→ **REQUIREMENTS**
Gather all lines in the data that hold the string "ylabel".

→ **EXTRACTED INFORMATION**
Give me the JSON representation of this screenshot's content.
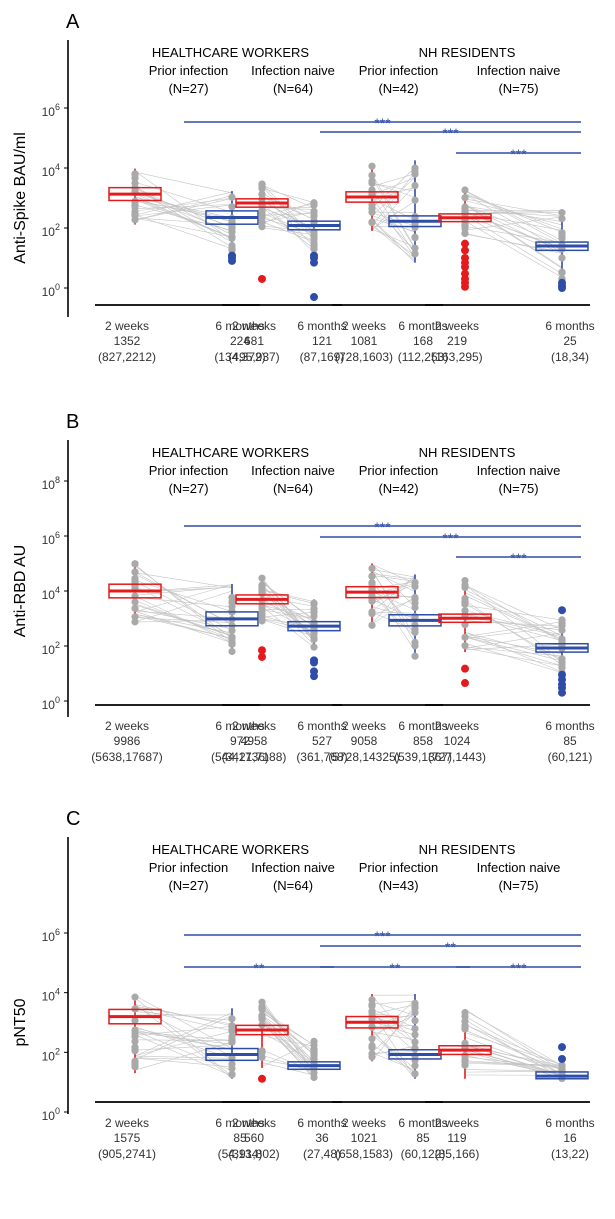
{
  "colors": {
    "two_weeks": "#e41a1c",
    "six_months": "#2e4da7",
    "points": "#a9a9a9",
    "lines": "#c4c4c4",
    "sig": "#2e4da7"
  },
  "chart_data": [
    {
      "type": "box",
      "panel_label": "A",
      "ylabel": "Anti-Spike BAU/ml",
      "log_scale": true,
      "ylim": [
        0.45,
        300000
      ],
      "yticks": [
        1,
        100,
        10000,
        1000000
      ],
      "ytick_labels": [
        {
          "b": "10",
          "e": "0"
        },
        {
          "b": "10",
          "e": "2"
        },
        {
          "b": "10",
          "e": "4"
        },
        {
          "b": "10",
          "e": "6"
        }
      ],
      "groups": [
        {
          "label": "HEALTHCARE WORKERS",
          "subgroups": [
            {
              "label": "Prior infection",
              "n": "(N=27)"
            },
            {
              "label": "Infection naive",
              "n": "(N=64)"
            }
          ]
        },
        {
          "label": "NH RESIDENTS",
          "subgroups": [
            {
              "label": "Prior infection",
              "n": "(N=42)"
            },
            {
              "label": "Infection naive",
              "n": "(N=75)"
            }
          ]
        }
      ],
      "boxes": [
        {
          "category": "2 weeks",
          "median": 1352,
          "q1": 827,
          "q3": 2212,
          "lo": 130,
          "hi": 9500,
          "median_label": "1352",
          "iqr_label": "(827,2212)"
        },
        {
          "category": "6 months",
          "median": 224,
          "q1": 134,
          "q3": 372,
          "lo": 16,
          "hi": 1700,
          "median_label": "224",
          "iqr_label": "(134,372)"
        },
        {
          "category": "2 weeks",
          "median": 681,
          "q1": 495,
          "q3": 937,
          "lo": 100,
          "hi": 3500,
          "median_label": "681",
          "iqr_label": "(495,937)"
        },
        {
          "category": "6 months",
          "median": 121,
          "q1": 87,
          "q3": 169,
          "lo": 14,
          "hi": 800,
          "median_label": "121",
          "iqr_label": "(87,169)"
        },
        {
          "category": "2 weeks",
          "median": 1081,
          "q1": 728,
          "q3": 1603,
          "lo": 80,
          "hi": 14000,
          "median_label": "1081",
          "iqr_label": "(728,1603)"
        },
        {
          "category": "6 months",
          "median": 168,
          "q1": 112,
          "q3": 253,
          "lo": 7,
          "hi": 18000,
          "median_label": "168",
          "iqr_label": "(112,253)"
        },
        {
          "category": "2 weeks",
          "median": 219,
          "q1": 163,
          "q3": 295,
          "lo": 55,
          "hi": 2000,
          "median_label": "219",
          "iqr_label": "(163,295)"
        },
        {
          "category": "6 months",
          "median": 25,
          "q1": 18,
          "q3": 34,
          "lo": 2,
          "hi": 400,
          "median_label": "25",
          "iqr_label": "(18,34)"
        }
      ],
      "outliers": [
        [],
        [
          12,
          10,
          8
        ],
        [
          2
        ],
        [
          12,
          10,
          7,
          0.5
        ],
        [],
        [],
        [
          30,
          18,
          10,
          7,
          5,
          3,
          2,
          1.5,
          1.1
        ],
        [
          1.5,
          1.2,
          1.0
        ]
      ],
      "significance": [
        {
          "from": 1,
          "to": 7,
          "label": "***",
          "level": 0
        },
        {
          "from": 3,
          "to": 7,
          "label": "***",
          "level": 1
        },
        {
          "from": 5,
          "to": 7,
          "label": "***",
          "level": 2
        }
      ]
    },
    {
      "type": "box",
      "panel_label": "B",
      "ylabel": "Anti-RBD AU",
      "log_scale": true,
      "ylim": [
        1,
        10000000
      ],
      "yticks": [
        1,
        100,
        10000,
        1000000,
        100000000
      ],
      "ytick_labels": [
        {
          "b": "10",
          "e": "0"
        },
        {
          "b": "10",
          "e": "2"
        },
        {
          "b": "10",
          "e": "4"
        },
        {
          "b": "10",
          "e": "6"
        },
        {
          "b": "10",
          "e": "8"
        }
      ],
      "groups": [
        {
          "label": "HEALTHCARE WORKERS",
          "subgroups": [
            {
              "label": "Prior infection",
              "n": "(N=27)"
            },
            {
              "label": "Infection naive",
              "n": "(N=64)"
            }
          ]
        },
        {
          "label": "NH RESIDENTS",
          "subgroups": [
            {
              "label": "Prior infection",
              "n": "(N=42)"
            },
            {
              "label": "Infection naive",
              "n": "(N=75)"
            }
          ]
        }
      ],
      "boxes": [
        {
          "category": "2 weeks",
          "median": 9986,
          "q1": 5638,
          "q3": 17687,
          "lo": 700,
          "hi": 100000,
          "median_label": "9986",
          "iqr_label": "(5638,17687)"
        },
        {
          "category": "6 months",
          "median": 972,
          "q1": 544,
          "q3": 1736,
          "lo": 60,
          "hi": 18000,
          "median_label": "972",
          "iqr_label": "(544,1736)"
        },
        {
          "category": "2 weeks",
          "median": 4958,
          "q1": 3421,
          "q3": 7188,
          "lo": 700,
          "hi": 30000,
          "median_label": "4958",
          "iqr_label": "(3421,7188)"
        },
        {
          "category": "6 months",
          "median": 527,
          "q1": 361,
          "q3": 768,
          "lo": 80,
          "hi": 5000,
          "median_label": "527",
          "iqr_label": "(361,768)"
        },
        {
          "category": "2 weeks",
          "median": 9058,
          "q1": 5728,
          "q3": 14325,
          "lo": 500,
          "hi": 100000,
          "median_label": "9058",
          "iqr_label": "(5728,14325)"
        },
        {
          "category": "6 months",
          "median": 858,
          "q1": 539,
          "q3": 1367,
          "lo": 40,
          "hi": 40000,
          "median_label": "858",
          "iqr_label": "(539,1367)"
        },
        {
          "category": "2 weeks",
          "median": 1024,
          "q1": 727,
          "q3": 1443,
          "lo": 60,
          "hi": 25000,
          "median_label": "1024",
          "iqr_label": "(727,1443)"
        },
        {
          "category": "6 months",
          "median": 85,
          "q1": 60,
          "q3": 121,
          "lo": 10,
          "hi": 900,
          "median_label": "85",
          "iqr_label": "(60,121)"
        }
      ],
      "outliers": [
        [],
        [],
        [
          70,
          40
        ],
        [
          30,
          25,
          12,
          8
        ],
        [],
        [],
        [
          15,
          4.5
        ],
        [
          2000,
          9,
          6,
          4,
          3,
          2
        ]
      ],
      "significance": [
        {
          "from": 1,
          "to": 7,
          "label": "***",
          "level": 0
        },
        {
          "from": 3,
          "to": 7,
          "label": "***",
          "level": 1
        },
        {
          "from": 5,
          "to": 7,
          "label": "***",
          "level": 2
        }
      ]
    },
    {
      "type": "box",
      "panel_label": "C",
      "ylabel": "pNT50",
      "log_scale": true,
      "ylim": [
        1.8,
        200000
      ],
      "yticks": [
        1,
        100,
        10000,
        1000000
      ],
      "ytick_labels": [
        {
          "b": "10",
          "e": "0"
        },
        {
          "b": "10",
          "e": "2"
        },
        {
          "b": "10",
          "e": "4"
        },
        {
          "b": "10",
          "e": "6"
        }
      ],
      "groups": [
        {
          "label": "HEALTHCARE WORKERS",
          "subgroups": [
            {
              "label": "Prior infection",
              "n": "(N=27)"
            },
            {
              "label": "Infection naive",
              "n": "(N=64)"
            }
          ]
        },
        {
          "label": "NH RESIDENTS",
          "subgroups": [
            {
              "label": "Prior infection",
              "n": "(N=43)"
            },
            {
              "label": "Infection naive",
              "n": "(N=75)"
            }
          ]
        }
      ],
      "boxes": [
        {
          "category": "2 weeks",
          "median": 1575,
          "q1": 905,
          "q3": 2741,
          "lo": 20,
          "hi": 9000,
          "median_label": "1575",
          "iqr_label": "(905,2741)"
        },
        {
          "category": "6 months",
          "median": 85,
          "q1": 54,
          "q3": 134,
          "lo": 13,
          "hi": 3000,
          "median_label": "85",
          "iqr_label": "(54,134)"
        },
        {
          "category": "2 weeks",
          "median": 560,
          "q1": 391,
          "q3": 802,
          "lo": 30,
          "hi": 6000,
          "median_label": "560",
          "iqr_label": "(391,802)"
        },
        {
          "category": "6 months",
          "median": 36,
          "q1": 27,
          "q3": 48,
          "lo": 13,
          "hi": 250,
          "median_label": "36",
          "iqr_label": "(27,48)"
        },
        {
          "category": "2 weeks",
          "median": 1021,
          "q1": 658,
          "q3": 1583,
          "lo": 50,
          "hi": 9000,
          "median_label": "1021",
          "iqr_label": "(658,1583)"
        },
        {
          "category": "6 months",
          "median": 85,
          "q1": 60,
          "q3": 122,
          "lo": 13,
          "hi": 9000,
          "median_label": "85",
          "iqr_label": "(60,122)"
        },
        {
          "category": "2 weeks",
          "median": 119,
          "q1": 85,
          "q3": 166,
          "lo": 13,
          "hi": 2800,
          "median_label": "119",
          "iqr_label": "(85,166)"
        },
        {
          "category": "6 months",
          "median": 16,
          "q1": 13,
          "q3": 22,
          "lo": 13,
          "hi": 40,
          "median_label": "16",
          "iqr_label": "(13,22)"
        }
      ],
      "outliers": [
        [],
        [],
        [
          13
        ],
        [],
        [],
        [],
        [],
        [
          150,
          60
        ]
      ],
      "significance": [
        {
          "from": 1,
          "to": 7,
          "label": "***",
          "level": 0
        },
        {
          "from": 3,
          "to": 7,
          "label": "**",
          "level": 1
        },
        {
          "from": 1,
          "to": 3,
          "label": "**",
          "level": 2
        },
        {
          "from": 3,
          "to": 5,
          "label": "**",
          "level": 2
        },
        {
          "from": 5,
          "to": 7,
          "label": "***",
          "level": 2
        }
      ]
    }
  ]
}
...
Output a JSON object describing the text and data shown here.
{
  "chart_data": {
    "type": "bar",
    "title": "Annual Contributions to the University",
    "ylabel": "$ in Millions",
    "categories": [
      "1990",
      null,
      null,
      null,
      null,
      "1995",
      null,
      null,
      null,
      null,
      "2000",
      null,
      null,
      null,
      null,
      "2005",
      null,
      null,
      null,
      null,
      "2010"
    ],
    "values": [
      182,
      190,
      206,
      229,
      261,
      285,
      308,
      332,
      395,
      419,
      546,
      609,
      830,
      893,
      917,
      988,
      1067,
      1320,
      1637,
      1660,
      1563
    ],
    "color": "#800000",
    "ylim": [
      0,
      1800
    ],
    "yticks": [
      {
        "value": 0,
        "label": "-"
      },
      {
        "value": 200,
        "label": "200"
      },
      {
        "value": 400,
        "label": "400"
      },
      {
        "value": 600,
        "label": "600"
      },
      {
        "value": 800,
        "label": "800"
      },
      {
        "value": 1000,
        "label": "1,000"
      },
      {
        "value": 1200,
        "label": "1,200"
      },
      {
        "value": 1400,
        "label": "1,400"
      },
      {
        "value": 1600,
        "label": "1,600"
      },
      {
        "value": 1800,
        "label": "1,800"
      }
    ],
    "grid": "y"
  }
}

→ **RESPONSE TO THIS TASK**
      "ylabel": "Anti-Spike BAU/ml",
      "ylabel": "Anti-RBD AU",
      "ylabel": "pNT50",
    "ylabel": "$ in Millions",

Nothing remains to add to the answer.